## start DATA PROVIDED
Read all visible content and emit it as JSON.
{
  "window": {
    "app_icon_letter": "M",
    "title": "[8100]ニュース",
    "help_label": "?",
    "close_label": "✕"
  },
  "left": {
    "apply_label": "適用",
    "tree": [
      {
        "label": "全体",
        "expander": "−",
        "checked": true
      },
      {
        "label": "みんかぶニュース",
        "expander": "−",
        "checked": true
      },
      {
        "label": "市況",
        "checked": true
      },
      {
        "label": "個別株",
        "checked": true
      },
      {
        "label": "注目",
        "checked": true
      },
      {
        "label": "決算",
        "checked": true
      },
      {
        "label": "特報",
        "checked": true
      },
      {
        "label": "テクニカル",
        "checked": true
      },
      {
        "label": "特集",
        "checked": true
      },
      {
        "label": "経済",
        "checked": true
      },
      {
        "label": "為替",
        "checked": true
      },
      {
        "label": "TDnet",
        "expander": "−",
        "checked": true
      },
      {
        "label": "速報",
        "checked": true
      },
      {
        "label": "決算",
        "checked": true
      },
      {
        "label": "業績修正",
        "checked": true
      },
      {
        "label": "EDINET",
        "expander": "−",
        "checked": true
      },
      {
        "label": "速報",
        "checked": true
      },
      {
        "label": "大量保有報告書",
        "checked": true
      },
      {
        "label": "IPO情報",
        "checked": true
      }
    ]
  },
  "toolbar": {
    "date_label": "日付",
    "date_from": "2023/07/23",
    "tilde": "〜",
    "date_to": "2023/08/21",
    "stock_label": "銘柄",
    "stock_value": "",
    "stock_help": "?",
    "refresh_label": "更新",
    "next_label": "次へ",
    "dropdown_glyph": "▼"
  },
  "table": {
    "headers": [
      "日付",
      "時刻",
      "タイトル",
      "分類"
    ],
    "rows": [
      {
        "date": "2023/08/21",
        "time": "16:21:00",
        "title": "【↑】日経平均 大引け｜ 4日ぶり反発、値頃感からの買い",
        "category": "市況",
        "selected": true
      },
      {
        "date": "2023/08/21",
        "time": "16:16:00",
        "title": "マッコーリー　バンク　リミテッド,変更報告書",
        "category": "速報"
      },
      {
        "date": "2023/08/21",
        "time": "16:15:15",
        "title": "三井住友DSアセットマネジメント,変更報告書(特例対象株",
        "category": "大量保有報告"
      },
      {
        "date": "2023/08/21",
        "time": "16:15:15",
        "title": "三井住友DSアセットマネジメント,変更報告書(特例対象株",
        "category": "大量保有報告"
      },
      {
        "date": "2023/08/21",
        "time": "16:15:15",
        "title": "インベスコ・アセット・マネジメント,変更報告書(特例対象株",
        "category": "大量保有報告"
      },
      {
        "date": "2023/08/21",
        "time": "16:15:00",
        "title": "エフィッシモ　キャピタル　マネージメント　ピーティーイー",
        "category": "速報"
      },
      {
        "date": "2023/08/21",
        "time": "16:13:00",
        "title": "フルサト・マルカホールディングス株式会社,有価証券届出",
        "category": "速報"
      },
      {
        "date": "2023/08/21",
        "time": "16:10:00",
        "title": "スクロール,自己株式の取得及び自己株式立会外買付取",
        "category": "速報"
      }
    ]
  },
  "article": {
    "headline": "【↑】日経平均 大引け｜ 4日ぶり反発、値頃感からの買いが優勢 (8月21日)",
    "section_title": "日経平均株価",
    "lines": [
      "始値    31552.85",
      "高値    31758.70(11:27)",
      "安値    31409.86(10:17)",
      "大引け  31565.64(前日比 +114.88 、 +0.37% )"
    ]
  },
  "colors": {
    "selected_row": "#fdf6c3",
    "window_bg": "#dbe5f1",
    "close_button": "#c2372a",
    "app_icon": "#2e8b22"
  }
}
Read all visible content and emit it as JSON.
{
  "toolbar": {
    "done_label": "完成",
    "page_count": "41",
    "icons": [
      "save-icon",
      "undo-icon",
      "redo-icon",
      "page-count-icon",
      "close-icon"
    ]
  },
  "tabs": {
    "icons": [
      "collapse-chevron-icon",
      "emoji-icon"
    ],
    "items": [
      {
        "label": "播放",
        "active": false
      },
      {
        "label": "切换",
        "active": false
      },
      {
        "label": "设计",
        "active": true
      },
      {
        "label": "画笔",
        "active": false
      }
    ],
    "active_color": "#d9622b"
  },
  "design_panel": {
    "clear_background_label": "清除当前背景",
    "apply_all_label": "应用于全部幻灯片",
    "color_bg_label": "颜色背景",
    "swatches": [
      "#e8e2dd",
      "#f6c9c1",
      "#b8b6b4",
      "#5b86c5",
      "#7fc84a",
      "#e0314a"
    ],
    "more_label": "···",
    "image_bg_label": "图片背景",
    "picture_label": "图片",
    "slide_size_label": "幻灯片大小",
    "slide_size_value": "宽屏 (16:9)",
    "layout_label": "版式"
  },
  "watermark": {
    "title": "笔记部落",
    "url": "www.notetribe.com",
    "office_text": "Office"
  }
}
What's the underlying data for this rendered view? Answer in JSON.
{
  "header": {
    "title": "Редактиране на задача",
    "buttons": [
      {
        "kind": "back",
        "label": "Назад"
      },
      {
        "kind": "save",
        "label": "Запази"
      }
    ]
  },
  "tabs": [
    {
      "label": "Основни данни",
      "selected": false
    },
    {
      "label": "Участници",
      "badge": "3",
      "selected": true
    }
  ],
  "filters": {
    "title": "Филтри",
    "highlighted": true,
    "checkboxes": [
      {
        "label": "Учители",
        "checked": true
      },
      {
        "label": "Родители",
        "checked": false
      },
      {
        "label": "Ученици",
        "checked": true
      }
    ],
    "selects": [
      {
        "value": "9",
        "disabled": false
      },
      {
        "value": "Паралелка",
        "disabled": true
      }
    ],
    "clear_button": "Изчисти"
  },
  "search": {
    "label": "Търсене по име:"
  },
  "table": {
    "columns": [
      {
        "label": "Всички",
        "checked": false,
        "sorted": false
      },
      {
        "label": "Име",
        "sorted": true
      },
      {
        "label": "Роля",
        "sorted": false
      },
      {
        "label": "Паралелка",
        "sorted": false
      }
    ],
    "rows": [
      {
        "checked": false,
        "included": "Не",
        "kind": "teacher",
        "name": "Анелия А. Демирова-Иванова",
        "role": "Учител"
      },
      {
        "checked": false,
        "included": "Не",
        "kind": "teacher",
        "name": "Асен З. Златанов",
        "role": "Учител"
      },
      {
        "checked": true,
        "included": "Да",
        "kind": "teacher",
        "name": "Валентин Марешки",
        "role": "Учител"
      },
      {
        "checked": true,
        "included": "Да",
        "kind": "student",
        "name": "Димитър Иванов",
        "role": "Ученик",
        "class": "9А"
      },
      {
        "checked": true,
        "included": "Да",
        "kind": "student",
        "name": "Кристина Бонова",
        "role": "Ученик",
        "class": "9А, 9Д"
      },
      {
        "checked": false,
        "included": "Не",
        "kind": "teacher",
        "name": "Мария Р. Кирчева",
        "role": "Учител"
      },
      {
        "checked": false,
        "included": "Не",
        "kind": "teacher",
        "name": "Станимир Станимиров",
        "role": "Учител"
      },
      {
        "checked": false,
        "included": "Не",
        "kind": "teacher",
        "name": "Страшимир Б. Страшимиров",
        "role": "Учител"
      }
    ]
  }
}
## end DATA PROVIDED
CHALLENGE
Print back all the lines verbatim.

COMPLETE RESPONSE
Read all visible content and emit it as JSON.
{
  "window": {
    "app_icon_letter": "M",
    "title": "[8100]ニュース",
    "help_label": "?",
    "close_label": "✕"
  },
  "left": {
    "apply_label": "適用",
    "tree": [
      {
        "label": "全体",
        "expander": "−",
        "checked": true
      },
      {
        "label": "みんかぶニュース",
        "expander": "−",
        "checked": true
      },
      {
        "label": "市況",
        "checked": true
      },
      {
        "label": "個別株",
        "checked": true
      },
      {
        "label": "注目",
        "checked": true
      },
      {
        "label": "決算",
        "checked": true
      },
      {
        "label": "特報",
        "checked": true
      },
      {
        "label": "テクニカル",
        "checked": true
      },
      {
        "label": "特集",
        "checked": true
      },
      {
        "label": "経済",
        "checked": true
      },
      {
        "label": "為替",
        "checked": true
      },
      {
        "label": "TDnet",
        "expander": "−",
        "checked": true
      },
      {
        "label": "速報",
        "checked": true
      },
      {
        "label": "決算",
        "checked": true
      },
      {
        "label": "業績修正",
        "checked": true
      },
      {
        "label": "EDINET",
        "expander": "−",
        "checked": true
      },
      {
        "label": "速報",
        "checked": true
      },
      {
        "label": "大量保有報告書",
        "checked": true
      },
      {
        "label": "IPO情報",
        "checked": true
      }
    ]
  },
  "toolbar": {
    "date_label": "日付",
    "date_from": "2023/07/23",
    "tilde": "〜",
    "date_to": "2023/08/21",
    "stock_label": "銘柄",
    "stock_value": "",
    "stock_help": "?",
    "refresh_label": "更新",
    "next_label": "次へ",
    "dropdown_glyph": "▼"
  },
  "table": {
    "headers": [
      "日付",
      "時刻",
      "タイトル",
      "分類"
    ],
    "rows": [
      {
        "date": "2023/08/21",
        "time": "16:21:00",
        "title": "【↑】日経平均 大引け｜ 4日ぶり反発、値頃感からの買い",
        "category": "市況",
        "selected": true
      },
      {
        "date": "2023/08/21",
        "time": "16:16:00",
        "title": "マッコーリー　バンク　リミテッド,変更報告書",
        "category": "速報"
      },
      {
        "date": "2023/08/21",
        "time": "16:15:15",
        "title": "三井住友DSアセットマネジメント,変更報告書(特例対象株",
        "category": "大量保有報告"
      },
      {
        "date": "2023/08/21",
        "time": "16:15:15",
        "title": "三井住友DSアセットマネジメント,変更報告書(特例対象株",
        "category": "大量保有報告"
      },
      {
        "date": "2023/08/21",
        "time": "16:15:15",
        "title": "インベスコ・アセット・マネジメント,変更報告書(特例対象株",
        "category": "大量保有報告"
      },
      {
        "date": "2023/08/21",
        "time": "16:15:00",
        "title": "エフィッシモ　キャピタル　マネージメント　ピーティーイー",
        "category": "速報"
      },
      {
        "date": "2023/08/21",
        "time": "16:13:00",
        "title": "フルサト・マルカホールディングス株式会社,有価証券届出",
        "category": "速報"
      },
      {
        "date": "2023/08/21",
        "time": "16:10:00",
        "title": "スクロール,自己株式の取得及び自己株式立会外買付取",
        "category": "速報"
      }
    ]
  },
  "article": {
    "headline": "【↑】日経平均 大引け｜ 4日ぶり反発、値頃感からの買いが優勢 (8月21日)",
    "section_title": "日経平均株価",
    "lines": [
      "始値    31552.85",
      "高値    31758.70(11:27)",
      "安値    31409.86(10:17)",
      "大引け  31565.64(前日比 +114.88 、 +0.37% )"
    ]
  },
  "colors": {
    "selected_row": "#fdf6c3",
    "window_bg": "#dbe5f1",
    "close_button": "#c2372a",
    "app_icon": "#2e8b22"
  }
}
Read all visible content and emit it as JSON.
{
  "toolbar": {
    "done_label": "完成",
    "page_count": "41",
    "icons": [
      "save-icon",
      "undo-icon",
      "redo-icon",
      "page-count-icon",
      "close-icon"
    ]
  },
  "tabs": {
    "icons": [
      "collapse-chevron-icon",
      "emoji-icon"
    ],
    "items": [
      {
        "label": "播放",
        "active": false
      },
      {
        "label": "切换",
        "active": false
      },
      {
        "label": "设计",
        "active": true
      },
      {
        "label": "画笔",
        "active": false
      }
    ],
    "active_color": "#d9622b"
  },
  "design_panel": {
    "clear_background_label": "清除当前背景",
    "apply_all_label": "应用于全部幻灯片",
    "color_bg_label": "颜色背景",
    "swatches": [
      "#e8e2dd",
      "#f6c9c1",
      "#b8b6b4",
      "#5b86c5",
      "#7fc84a",
      "#e0314a"
    ],
    "more_label": "···",
    "image_bg_label": "图片背景",
    "picture_label": "图片",
    "slide_size_label": "幻灯片大小",
    "slide_size_value": "宽屏 (16:9)",
    "layout_label": "版式"
  },
  "watermark": {
    "title": "笔记部落",
    "url": "www.notetribe.com",
    "office_text": "Office"
  }
}
What's the underlying data for this rendered view? Answer in JSON.
{
  "header": {
    "title": "Редактиране на задача",
    "buttons": [
      {
        "kind": "back",
        "label": "Назад"
      },
      {
        "kind": "save",
        "label": "Запази"
      }
    ]
  },
  "tabs": [
    {
      "label": "Основни данни",
      "selected": false
    },
    {
      "label": "Участници",
      "badge": "3",
      "selected": true
    }
  ],
  "filters": {
    "title": "Филтри",
    "highlighted": true,
    "checkboxes": [
      {
        "label": "Учители",
        "checked": true
      },
      {
        "label": "Родители",
        "checked": false
      },
      {
        "label": "Ученици",
        "checked": true
      }
    ],
    "selects": [
      {
        "value": "9",
        "disabled": false
      },
      {
        "value": "Паралелка",
        "disabled": true
      }
    ],
    "clear_button": "Изчисти"
  },
  "search": {
    "label": "Търсене по име:"
  },
  "table": {
    "columns": [
      {
        "label": "Всички",
        "checked": false,
        "sorted": false
      },
      {
        "label": "Име",
        "sorted": true
      },
      {
        "label": "Роля",
        "sorted": false
      },
      {
        "label": "Паралелка",
        "sorted": false
      }
    ],
    "rows": [
      {
        "checked": false,
        "included": "Не",
        "kind": "teacher",
        "name": "Анелия А. Демирова-Иванова",
        "role": "Учител"
      },
      {
        "checked": false,
        "included": "Не",
        "kind": "teacher",
        "name": "Асен З. Златанов",
        "role": "Учител"
      },
      {
        "checked": true,
        "included": "Да",
        "kind": "teacher",
        "name": "Валентин Марешки",
        "role": "Учител"
      },
      {
        "checked": true,
        "included": "Да",
        "kind": "student",
        "name": "Димитър Иванов",
        "role": "Ученик",
        "class": "9А"
      },
      {
        "checked": true,
        "included": "Да",
        "kind": "student",
        "name": "Кристина Бонова",
        "role": "Ученик",
        "class": "9А, 9Д"
      },
      {
        "checked": false,
        "included": "Не",
        "kind": "teacher",
        "name": "Мария Р. Кирчева",
        "role": "Учител"
      },
      {
        "checked": false,
        "included": "Не",
        "kind": "teacher",
        "name": "Станимир Станимиров",
        "role": "Учител"
      },
      {
        "checked": false,
        "included": "Не",
        "kind": "teacher",
        "name": "Страшимир Б. Страшимиров",
        "role": "Учител"
      }
    ]
  }
}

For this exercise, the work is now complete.